Stored records:
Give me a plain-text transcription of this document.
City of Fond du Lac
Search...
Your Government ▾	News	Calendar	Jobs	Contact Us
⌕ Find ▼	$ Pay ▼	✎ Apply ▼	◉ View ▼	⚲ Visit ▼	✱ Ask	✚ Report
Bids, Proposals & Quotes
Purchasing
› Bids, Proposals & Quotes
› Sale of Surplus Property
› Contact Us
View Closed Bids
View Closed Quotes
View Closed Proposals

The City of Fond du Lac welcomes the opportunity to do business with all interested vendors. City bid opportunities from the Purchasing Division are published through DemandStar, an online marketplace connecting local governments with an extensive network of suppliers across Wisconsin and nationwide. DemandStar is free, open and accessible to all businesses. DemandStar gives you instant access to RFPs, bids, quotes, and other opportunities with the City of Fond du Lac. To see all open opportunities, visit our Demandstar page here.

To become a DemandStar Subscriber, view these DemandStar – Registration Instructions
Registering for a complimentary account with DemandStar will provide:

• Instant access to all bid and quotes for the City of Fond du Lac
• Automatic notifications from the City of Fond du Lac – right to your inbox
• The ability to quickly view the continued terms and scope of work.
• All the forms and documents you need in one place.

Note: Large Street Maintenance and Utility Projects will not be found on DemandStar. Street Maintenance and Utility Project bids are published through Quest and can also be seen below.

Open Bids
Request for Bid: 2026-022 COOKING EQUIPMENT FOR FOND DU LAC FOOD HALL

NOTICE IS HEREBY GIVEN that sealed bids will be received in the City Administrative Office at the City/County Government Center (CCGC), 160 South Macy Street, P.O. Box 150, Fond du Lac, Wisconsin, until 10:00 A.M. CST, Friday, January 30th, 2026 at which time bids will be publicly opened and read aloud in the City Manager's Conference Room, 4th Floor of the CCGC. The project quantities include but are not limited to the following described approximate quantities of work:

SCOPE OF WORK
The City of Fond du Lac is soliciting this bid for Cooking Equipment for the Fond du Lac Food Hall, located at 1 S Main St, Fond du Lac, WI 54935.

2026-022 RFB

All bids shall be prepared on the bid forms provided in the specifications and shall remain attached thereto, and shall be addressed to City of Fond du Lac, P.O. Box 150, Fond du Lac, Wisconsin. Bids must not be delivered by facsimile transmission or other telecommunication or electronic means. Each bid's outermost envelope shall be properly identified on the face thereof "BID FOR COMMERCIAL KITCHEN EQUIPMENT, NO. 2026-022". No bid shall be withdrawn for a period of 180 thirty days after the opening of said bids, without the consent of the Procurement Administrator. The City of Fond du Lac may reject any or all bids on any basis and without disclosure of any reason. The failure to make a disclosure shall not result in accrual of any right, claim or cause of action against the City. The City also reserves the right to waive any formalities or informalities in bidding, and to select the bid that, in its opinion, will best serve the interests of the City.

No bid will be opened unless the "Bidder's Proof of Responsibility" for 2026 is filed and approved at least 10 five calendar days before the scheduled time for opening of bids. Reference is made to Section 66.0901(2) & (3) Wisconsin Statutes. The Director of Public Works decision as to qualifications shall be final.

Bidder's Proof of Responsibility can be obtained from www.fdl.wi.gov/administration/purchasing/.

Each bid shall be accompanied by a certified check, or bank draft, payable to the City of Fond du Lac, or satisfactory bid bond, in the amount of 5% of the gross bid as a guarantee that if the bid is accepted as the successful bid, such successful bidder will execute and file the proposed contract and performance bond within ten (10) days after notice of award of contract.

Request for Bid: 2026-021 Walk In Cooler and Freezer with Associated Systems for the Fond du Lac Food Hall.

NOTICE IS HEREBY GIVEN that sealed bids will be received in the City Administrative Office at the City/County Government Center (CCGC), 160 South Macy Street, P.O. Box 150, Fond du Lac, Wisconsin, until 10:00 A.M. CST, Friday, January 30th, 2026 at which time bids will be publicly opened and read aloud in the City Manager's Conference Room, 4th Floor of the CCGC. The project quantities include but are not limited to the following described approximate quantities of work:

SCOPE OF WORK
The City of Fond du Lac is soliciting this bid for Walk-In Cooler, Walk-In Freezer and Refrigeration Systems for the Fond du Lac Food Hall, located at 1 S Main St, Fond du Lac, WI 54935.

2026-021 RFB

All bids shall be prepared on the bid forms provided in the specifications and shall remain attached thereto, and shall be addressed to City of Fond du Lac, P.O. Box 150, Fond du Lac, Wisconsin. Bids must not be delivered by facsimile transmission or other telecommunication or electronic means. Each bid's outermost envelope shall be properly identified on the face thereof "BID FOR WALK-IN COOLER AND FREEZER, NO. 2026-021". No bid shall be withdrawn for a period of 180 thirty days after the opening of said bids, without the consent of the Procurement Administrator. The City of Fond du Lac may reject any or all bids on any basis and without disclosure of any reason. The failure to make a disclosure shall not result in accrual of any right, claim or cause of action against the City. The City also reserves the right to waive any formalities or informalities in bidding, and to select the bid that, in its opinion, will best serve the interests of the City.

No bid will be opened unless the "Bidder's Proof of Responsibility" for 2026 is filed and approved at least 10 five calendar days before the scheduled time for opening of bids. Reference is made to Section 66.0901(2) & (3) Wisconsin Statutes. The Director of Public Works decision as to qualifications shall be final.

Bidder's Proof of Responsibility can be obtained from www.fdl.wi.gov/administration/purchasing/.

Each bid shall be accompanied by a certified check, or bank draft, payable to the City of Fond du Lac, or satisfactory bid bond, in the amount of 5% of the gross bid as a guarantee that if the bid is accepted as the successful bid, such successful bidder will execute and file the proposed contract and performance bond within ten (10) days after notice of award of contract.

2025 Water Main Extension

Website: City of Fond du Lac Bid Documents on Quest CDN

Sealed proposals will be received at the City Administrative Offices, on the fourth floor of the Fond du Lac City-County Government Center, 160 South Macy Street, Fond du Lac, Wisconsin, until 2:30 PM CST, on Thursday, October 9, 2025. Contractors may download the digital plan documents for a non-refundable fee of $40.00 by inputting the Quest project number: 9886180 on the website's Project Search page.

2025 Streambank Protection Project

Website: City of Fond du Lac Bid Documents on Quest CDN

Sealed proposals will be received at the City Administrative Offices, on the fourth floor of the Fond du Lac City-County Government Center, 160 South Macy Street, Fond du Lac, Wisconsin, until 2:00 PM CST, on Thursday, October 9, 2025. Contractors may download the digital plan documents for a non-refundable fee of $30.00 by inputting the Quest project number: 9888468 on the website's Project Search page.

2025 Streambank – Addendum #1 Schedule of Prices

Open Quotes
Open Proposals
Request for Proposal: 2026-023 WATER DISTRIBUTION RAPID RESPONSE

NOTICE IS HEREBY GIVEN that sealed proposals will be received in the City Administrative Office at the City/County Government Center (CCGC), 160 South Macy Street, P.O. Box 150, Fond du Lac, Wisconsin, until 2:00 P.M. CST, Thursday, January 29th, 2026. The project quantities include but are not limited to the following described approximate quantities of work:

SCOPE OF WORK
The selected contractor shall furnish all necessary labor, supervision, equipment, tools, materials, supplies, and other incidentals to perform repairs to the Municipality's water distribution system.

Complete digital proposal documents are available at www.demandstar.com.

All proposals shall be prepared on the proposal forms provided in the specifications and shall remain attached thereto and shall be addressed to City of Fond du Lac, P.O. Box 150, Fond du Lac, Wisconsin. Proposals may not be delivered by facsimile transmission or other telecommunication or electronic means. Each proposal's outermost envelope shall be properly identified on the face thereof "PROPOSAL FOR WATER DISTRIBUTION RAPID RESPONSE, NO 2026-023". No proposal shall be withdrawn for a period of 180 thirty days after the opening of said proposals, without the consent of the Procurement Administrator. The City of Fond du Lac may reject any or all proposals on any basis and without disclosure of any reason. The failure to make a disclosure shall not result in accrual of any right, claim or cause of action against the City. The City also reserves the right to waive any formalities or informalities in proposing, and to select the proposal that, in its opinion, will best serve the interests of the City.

● **Task to carry out**
Write all of the records out again exactly.

● **Answer to the task**
Give me a plain-text transcription of this document.
City of Fond du Lac
Search...
Your Government ▾	News	Calendar	Jobs	Contact Us
⌕ Find ▼	$ Pay ▼	✎ Apply ▼	◉ View ▼	⚲ Visit ▼	✱ Ask	✚ Report
Bids, Proposals & Quotes
Purchasing
› Bids, Proposals & Quotes
› Sale of Surplus Property
› Contact Us
View Closed Bids
View Closed Quotes
View Closed Proposals

The City of Fond du Lac welcomes the opportunity to do business with all interested vendors. City bid opportunities from the Purchasing Division are published through DemandStar, an online marketplace connecting local governments with an extensive network of suppliers across Wisconsin and nationwide. DemandStar is free, open and accessible to all businesses. DemandStar gives you instant access to RFPs, bids, quotes, and other opportunities with the City of Fond du Lac. To see all open opportunities, visit our Demandstar page here.

To become a DemandStar Subscriber, view these DemandStar – Registration Instructions
Registering for a complimentary account with DemandStar will provide:

• Instant access to all bid and quotes for the City of Fond du Lac
• Automatic notifications from the City of Fond du Lac – right to your inbox
• The ability to quickly view the continued terms and scope of work.
• All the forms and documents you need in one place.

Note: Large Street Maintenance and Utility Projects will not be found on DemandStar. Street Maintenance and Utility Project bids are published through Quest and can also be seen below.

Open Bids
Request for Bid: 2026-022 COOKING EQUIPMENT FOR FOND DU LAC FOOD HALL

NOTICE IS HEREBY GIVEN that sealed bids will be received in the City Administrative Office at the City/County Government Center (CCGC), 160 South Macy Street, P.O. Box 150, Fond du Lac, Wisconsin, until 10:00 A.M. CST, Friday, January 30th, 2026 at which time bids will be publicly opened and read aloud in the City Manager's Conference Room, 4th Floor of the CCGC. The project quantities include but are not limited to the following described approximate quantities of work:

SCOPE OF WORK
The City of Fond du Lac is soliciting this bid for Cooking Equipment for the Fond du Lac Food Hall, located at 1 S Main St, Fond du Lac, WI 54935.

2026-022 RFB

All bids shall be prepared on the bid forms provided in the specifications and shall remain attached thereto, and shall be addressed to City of Fond du Lac, P.O. Box 150, Fond du Lac, Wisconsin. Bids must not be delivered by facsimile transmission or other telecommunication or electronic means. Each bid's outermost envelope shall be properly identified on the face thereof "BID FOR COMMERCIAL KITCHEN EQUIPMENT, NO. 2026-022". No bid shall be withdrawn for a period of 180 thirty days after the opening of said bids, without the consent of the Procurement Administrator. The City of Fond du Lac may reject any or all bids on any basis and without disclosure of any reason. The failure to make a disclosure shall not result in accrual of any right, claim or cause of action against the City. The City also reserves the right to waive any formalities or informalities in bidding, and to select the bid that, in its opinion, will best serve the interests of the City.

No bid will be opened unless the "Bidder's Proof of Responsibility" for 2026 is filed and approved at least 10 five calendar days before the scheduled time for opening of bids. Reference is made to Section 66.0901(2) & (3) Wisconsin Statutes. The Director of Public Works decision as to qualifications shall be final.

Bidder's Proof of Responsibility can be obtained from www.fdl.wi.gov/administration/purchasing/.

Each bid shall be accompanied by a certified check, or bank draft, payable to the City of Fond du Lac, or satisfactory bid bond, in the amount of 5% of the gross bid as a guarantee that if the bid is accepted as the successful bid, such successful bidder will execute and file the proposed contract and performance bond within ten (10) days after notice of award of contract.

Request for Bid: 2026-021 Walk In Cooler and Freezer with Associated Systems for the Fond du Lac Food Hall.

NOTICE IS HEREBY GIVEN that sealed bids will be received in the City Administrative Office at the City/County Government Center (CCGC), 160 South Macy Street, P.O. Box 150, Fond du Lac, Wisconsin, until 10:00 A.M. CST, Friday, January 30th, 2026 at which time bids will be publicly opened and read aloud in the City Manager's Conference Room, 4th Floor of the CCGC. The project quantities include but are not limited to the following described approximate quantities of work:

SCOPE OF WORK
The City of Fond du Lac is soliciting this bid for Walk-In Cooler, Walk-In Freezer and Refrigeration Systems for the Fond du Lac Food Hall, located at 1 S Main St, Fond du Lac, WI 54935.

2026-021 RFB

All bids shall be prepared on the bid forms provided in the specifications and shall remain attached thereto, and shall be addressed to City of Fond du Lac, P.O. Box 150, Fond du Lac, Wisconsin. Bids must not be delivered by facsimile transmission or other telecommunication or electronic means. Each bid's outermost envelope shall be properly identified on the face thereof "BID FOR WALK-IN COOLER AND FREEZER, NO. 2026-021". No bid shall be withdrawn for a period of 180 thirty days after the opening of said bids, without the consent of the Procurement Administrator. The City of Fond du Lac may reject any or all bids on any basis and without disclosure of any reason. The failure to make a disclosure shall not result in accrual of any right, claim or cause of action against the City. The City also reserves the right to waive any formalities or informalities in bidding, and to select the bid that, in its opinion, will best serve the interests of the City.

No bid will be opened unless the "Bidder's Proof of Responsibility" for 2026 is filed and approved at least 10 five calendar days before the scheduled time for opening of bids. Reference is made to Section 66.0901(2) & (3) Wisconsin Statutes. The Director of Public Works decision as to qualifications shall be final.

Bidder's Proof of Responsibility can be obtained from www.fdl.wi.gov/administration/purchasing/.

Each bid shall be accompanied by a certified check, or bank draft, payable to the City of Fond du Lac, or satisfactory bid bond, in the amount of 5% of the gross bid as a guarantee that if the bid is accepted as the successful bid, such successful bidder will execute and file the proposed contract and performance bond within ten (10) days after notice of award of contract.

2025 Water Main Extension

Website: City of Fond du Lac Bid Documents on Quest CDN

Sealed proposals will be received at the City Administrative Offices, on the fourth floor of the Fond du Lac City-County Government Center, 160 South Macy Street, Fond du Lac, Wisconsin, until 2:30 PM CST, on Thursday, October 9, 2025. Contractors may download the digital plan documents for a non-refundable fee of $40.00 by inputting the Quest project number: 9886180 on the website's Project Search page.

2025 Streambank Protection Project

Website: City of Fond du Lac Bid Documents on Quest CDN

Sealed proposals will be received at the City Administrative Offices, on the fourth floor of the Fond du Lac City-County Government Center, 160 South Macy Street, Fond du Lac, Wisconsin, until 2:00 PM CST, on Thursday, October 9, 2025. Contractors may download the digital plan documents for a non-refundable fee of $30.00 by inputting the Quest project number: 9888468 on the website's Project Search page.

2025 Streambank – Addendum #1 Schedule of Prices

Open Quotes
Open Proposals
Request for Proposal: 2026-023 WATER DISTRIBUTION RAPID RESPONSE

NOTICE IS HEREBY GIVEN that sealed proposals will be received in the City Administrative Office at the City/County Government Center (CCGC), 160 South Macy Street, P.O. Box 150, Fond du Lac, Wisconsin, until 2:00 P.M. CST, Thursday, January 29th, 2026. The project quantities include but are not limited to the following described approximate quantities of work:

SCOPE OF WORK
The selected contractor shall furnish all necessary labor, supervision, equipment, tools, materials, supplies, and other incidentals to perform repairs to the Municipality's water distribution system.

Complete digital proposal documents are available at www.demandstar.com.

All proposals shall be prepared on the proposal forms provided in the specifications and shall remain attached thereto and shall be addressed to City of Fond du Lac, P.O. Box 150, Fond du Lac, Wisconsin. Proposals may not be delivered by facsimile transmission or other telecommunication or electronic means. Each proposal's outermost envelope shall be properly identified on the face thereof "PROPOSAL FOR WATER DISTRIBUTION RAPID RESPONSE, NO 2026-023". No proposal shall be withdrawn for a period of 180 thirty days after the opening of said proposals, without the consent of the Procurement Administrator. The City of Fond du Lac may reject any or all proposals on any basis and without disclosure of any reason. The failure to make a disclosure shall not result in accrual of any right, claim or cause of action against the City. The City also reserves the right to waive any formalities or informalities in proposing, and to select the proposal that, in its opinion, will best serve the interests of the City.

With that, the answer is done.